Work to do: Extract each line where the string "进行性吞咽困难" shows up.

--------------------

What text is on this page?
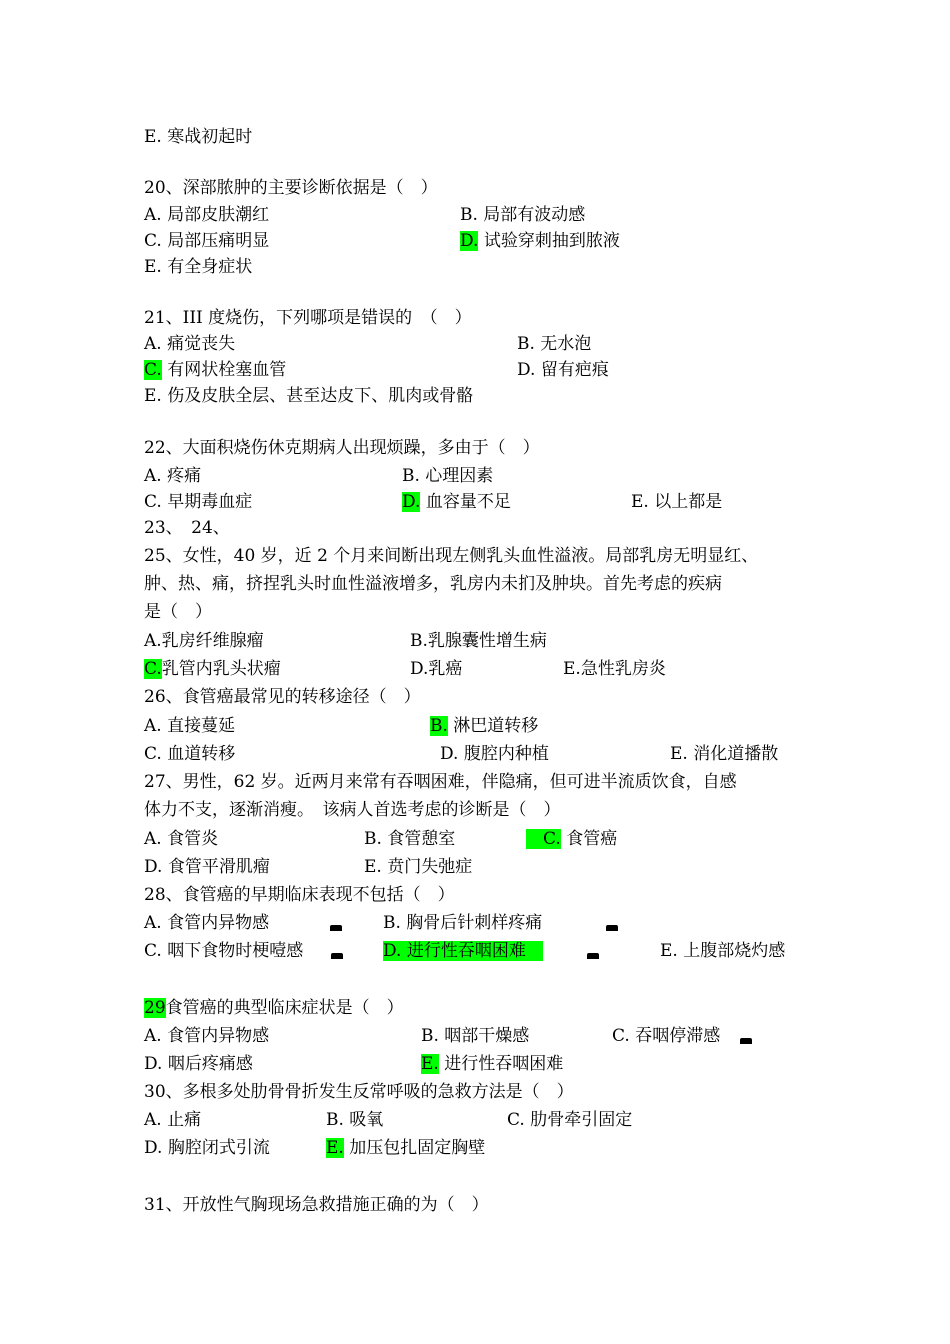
E. 寒战初起时
20、深部脓肿的主要诊断依据是（　）
A. 局部皮肤潮红	B. 局部有波动感
C. 局部压痛明显	D. 试验穿刺抽到脓液
E. 有全身症状
21、III 度烧伤，下列哪项是错误的　（　）
A. 痛觉丧失	B. 无水泡
C. 有网状栓塞血管	D. 留有疤痕
E. 伤及皮肤全层、甚至达皮下、肌肉或骨骼
22、大面积烧伤休克期病人出现烦躁，多由于（　）
A. 疼痛	B. 心理因素
C. 早期毒血症	D. 血容量不足	E. 以上都是
23、　24、
25、女性，40 岁，近 2 个月来间断出现左侧乳头血性溢液。局部乳房无明显红、
肿、热、痛，挤捏乳头时血性溢液增多，乳房内未扪及肿块。首先考虑的疾病
是（　）
A.乳房纤维腺瘤	B.乳腺囊性增生病
C.乳管内乳头状瘤	D.乳癌	E.急性乳房炎
26、食管癌最常见的转移途径（　）
A. 直接蔓延	B. 淋巴道转移
C. 血道转移	D. 腹腔内种植	E. 消化道播散
27、男性，62 岁。近两月来常有吞咽困难，伴隐痛，但可进半流质饮食，自感
体力不支，逐渐消瘦。　该病人首选考虑的诊断是（　）
A. 食管炎	B. 食管憩室	　C. 食管癌
D. 食管平滑肌瘤	E. 贲门失弛症
28、食管癌的早期临床表现不包括（　）
A. 食管内异物感	B. 胸骨后针刺样疼痛
C. 咽下食物时梗噎感	D. 进行性吞咽困难　	E. 上腹部烧灼感
29食管癌的典型临床症状是（　）
A. 食管内异物感	B. 咽部干燥感	C. 吞咽停滞感
D. 咽后疼痛感	E. 进行性吞咽困难
30、多根多处肋骨骨折发生反常呼吸的急救方法是（　）
A. 止痛	B. 吸氧	C. 肋骨牵引固定
D. 胸腔闭式引流	E. 加压包扎固定胸壁
31、开放性气胸现场急救措施正确的为（　）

--------------------

Full response:
C. 咽下食物时梗噎感	D. 进行性吞咽困难　	E. 上腹部烧灼感
D. 咽后疼痛感	E. 进行性吞咽困难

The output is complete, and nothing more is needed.